§ **Brief**:
Take each line containing "headings" and report it exactly as written.

§ **The records**:
************

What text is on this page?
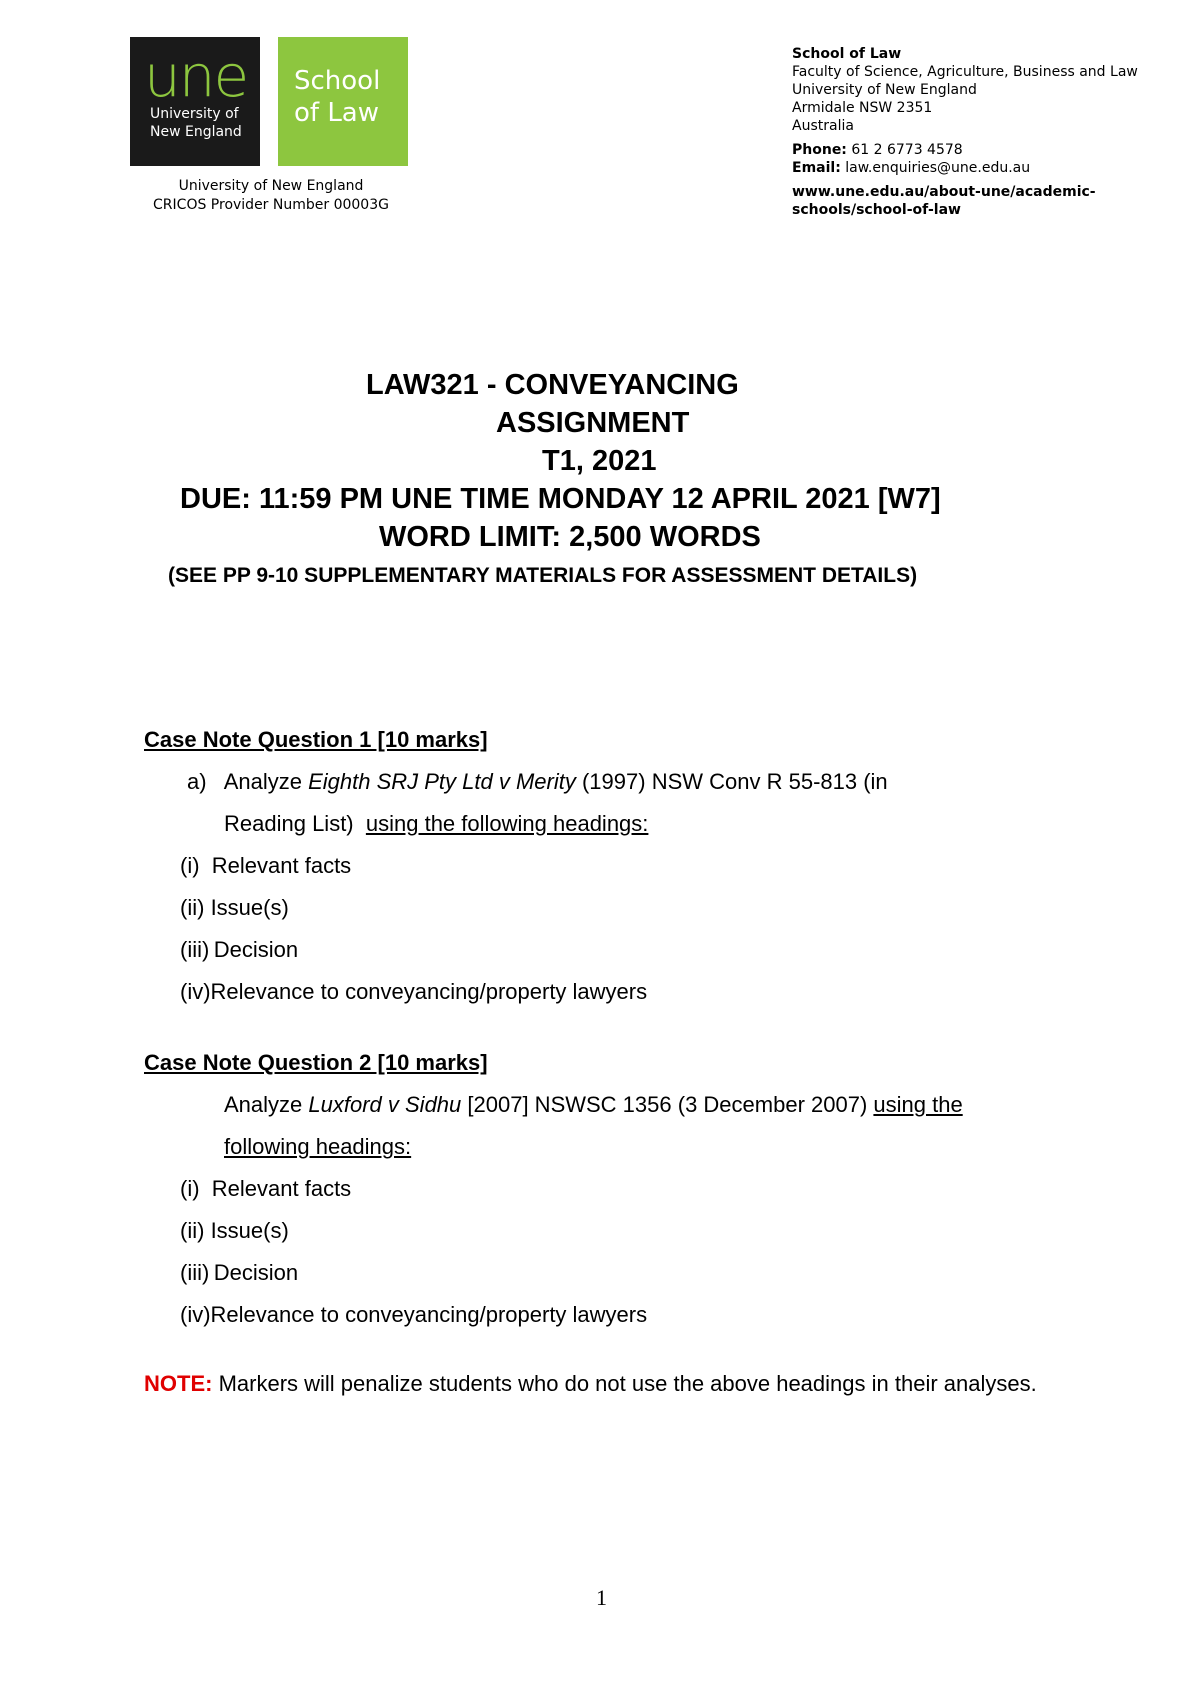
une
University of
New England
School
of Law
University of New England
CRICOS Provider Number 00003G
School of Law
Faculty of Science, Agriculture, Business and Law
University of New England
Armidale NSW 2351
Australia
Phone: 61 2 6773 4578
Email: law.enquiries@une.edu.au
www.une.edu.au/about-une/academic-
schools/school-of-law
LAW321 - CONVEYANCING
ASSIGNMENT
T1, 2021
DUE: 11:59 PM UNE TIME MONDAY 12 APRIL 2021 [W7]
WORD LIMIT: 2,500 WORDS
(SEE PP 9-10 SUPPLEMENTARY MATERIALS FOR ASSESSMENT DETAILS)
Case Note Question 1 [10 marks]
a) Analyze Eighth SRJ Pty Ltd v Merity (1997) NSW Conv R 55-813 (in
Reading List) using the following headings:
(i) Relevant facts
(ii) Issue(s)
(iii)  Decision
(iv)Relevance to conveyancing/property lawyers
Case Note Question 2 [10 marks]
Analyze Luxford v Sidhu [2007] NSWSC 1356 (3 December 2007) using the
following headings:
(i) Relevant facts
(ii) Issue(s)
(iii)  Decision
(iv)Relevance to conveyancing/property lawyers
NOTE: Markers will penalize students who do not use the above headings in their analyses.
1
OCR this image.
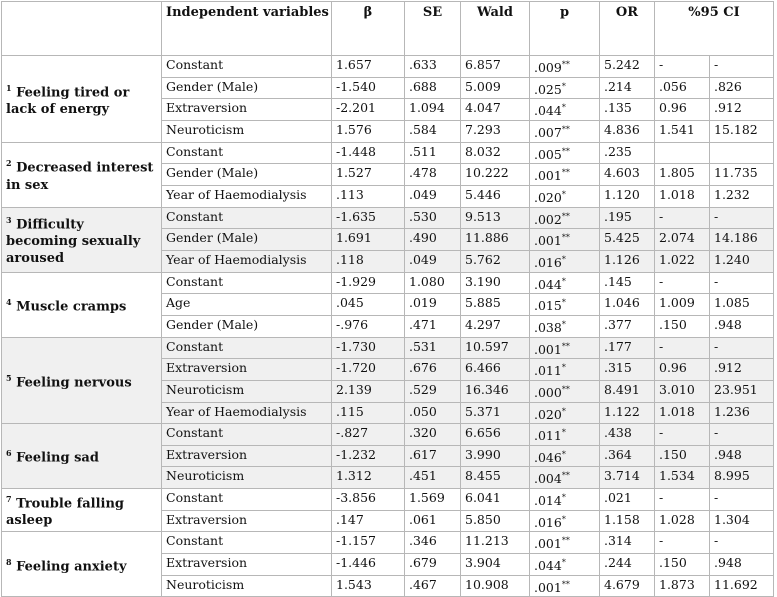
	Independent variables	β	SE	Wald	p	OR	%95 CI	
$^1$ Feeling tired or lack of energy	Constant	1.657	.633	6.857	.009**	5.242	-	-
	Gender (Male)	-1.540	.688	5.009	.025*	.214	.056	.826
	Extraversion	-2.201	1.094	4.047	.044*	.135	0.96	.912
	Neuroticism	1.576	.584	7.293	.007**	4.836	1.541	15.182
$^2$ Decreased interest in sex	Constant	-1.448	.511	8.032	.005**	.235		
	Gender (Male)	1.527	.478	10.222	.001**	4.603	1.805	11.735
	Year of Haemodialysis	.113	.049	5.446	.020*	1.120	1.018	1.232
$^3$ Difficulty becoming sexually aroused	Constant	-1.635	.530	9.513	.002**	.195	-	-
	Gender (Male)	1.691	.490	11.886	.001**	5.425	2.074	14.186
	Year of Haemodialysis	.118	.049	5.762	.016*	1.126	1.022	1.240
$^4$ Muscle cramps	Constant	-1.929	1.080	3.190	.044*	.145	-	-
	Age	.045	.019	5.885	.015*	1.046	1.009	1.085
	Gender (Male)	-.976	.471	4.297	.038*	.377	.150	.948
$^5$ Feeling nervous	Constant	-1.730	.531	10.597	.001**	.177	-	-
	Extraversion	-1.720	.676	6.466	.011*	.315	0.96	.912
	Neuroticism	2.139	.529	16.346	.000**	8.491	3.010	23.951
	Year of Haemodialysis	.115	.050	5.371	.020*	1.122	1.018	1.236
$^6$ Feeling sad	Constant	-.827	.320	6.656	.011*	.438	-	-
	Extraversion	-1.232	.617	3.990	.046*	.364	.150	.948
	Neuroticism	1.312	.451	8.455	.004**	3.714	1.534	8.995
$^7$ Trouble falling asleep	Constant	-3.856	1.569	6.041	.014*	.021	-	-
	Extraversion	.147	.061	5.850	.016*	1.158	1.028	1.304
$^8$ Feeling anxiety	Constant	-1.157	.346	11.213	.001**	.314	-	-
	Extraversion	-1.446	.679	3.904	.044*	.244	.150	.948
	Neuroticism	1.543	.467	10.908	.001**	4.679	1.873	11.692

************

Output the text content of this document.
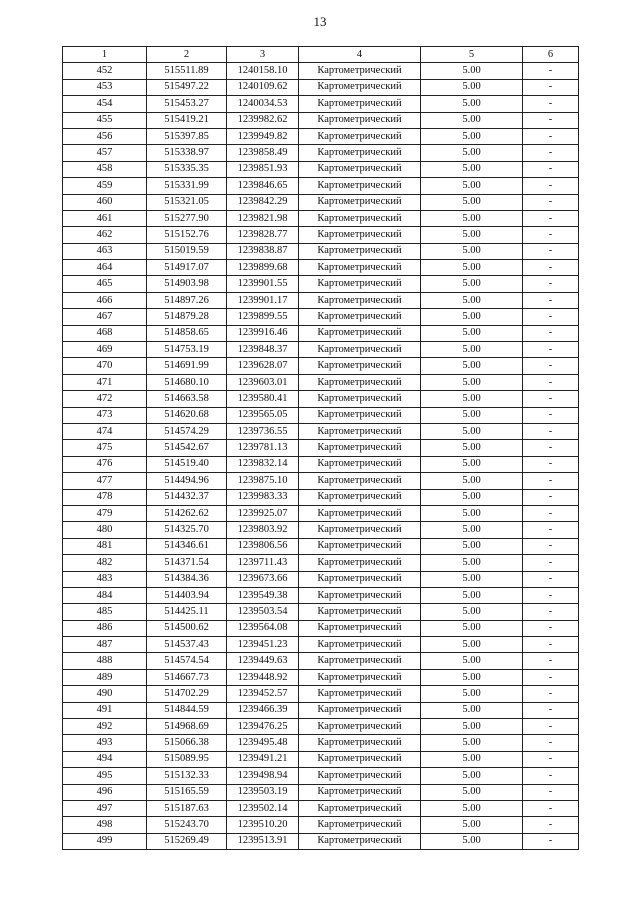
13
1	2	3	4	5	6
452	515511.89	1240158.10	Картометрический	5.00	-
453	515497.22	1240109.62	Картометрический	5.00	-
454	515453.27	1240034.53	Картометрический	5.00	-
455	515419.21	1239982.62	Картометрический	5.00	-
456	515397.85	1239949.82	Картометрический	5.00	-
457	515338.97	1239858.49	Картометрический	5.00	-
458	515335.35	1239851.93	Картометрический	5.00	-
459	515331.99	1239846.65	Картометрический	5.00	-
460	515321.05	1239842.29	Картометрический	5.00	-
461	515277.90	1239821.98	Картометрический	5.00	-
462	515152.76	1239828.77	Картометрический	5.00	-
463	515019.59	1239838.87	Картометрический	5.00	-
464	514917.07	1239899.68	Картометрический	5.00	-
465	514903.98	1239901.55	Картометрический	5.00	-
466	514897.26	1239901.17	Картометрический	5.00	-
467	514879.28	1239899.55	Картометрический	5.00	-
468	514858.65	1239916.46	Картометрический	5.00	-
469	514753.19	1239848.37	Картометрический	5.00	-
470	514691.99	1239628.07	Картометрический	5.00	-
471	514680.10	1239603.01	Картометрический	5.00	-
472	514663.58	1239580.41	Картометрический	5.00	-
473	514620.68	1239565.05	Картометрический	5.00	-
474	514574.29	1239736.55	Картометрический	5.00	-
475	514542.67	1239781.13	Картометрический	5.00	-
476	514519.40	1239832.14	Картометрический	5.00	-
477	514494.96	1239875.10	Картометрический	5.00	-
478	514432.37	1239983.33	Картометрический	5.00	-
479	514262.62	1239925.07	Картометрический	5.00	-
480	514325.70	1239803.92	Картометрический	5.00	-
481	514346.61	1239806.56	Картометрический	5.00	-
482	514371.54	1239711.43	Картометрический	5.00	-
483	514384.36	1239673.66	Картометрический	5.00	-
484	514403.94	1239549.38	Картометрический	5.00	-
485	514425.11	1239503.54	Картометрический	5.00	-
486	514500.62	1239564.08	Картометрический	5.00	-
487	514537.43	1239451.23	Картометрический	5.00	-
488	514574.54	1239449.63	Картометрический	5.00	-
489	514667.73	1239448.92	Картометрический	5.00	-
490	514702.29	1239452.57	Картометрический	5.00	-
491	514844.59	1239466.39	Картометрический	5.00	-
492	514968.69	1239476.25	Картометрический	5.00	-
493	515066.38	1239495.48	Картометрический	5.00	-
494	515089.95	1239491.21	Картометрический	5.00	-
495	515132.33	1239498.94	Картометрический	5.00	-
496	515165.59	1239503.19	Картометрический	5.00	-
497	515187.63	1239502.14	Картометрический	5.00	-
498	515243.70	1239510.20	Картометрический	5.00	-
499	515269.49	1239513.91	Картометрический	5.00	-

************

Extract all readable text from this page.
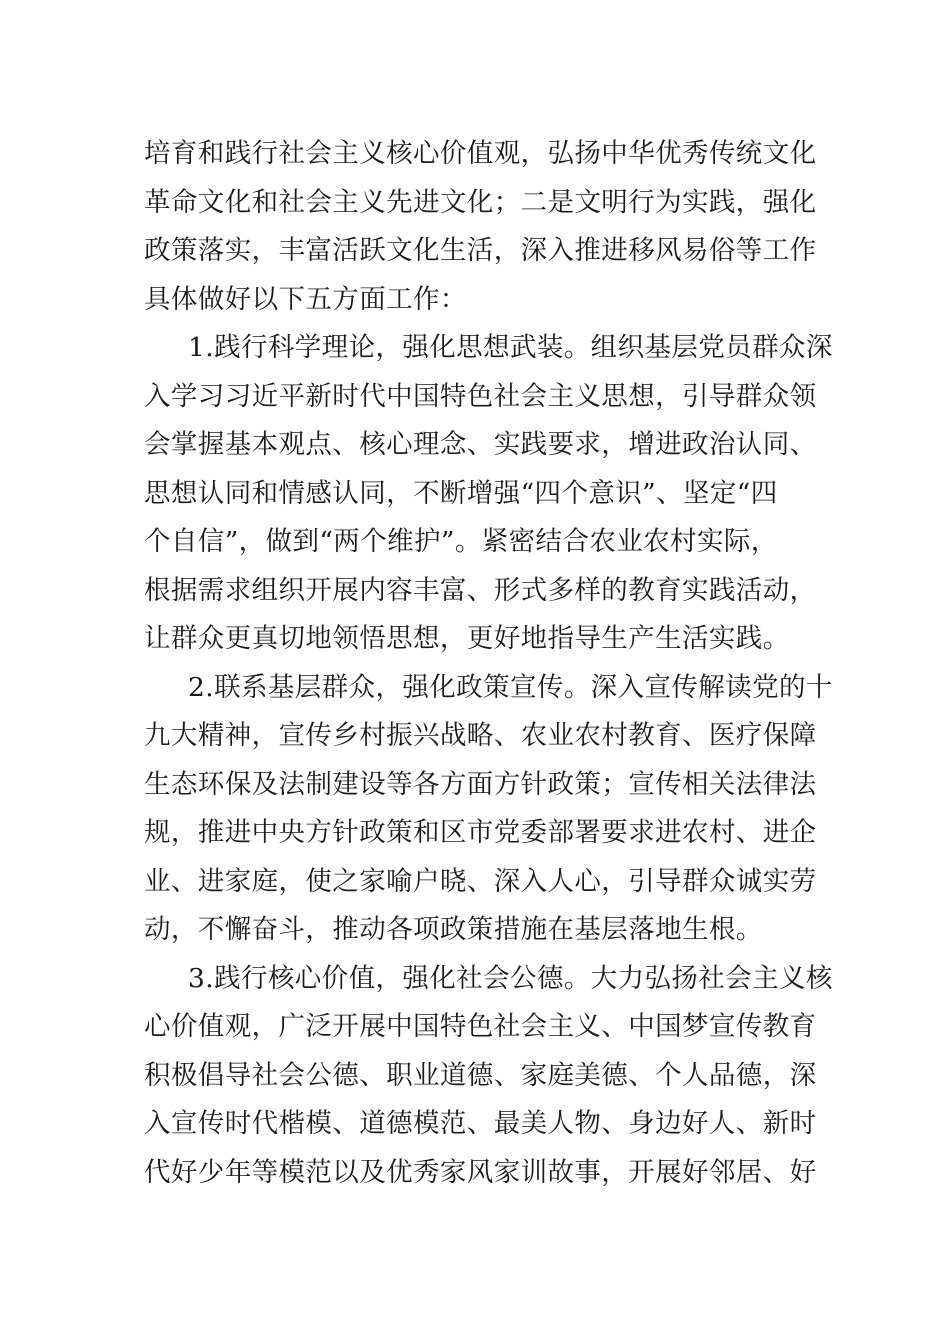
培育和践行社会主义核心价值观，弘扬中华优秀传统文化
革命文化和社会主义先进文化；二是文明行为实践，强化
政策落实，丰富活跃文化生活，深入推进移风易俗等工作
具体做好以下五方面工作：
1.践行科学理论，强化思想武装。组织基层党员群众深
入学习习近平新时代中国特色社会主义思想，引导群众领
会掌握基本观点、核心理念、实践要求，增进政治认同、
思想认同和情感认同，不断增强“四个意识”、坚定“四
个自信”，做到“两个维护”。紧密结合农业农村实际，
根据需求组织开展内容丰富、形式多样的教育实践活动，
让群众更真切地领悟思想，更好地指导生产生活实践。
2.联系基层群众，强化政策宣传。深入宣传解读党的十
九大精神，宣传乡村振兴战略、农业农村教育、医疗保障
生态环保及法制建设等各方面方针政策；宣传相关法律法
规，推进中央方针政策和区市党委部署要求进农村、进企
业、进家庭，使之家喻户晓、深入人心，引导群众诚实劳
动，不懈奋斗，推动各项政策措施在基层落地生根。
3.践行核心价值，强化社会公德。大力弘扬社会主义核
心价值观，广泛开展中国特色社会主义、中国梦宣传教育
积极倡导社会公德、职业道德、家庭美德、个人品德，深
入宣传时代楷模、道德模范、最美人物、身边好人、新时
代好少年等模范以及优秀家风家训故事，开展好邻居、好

************

§ **Answer for the task**:
Reading List) using the following headings:
following headings:
NOTE: Markers will penalize students who do not use the above headings in their analyses.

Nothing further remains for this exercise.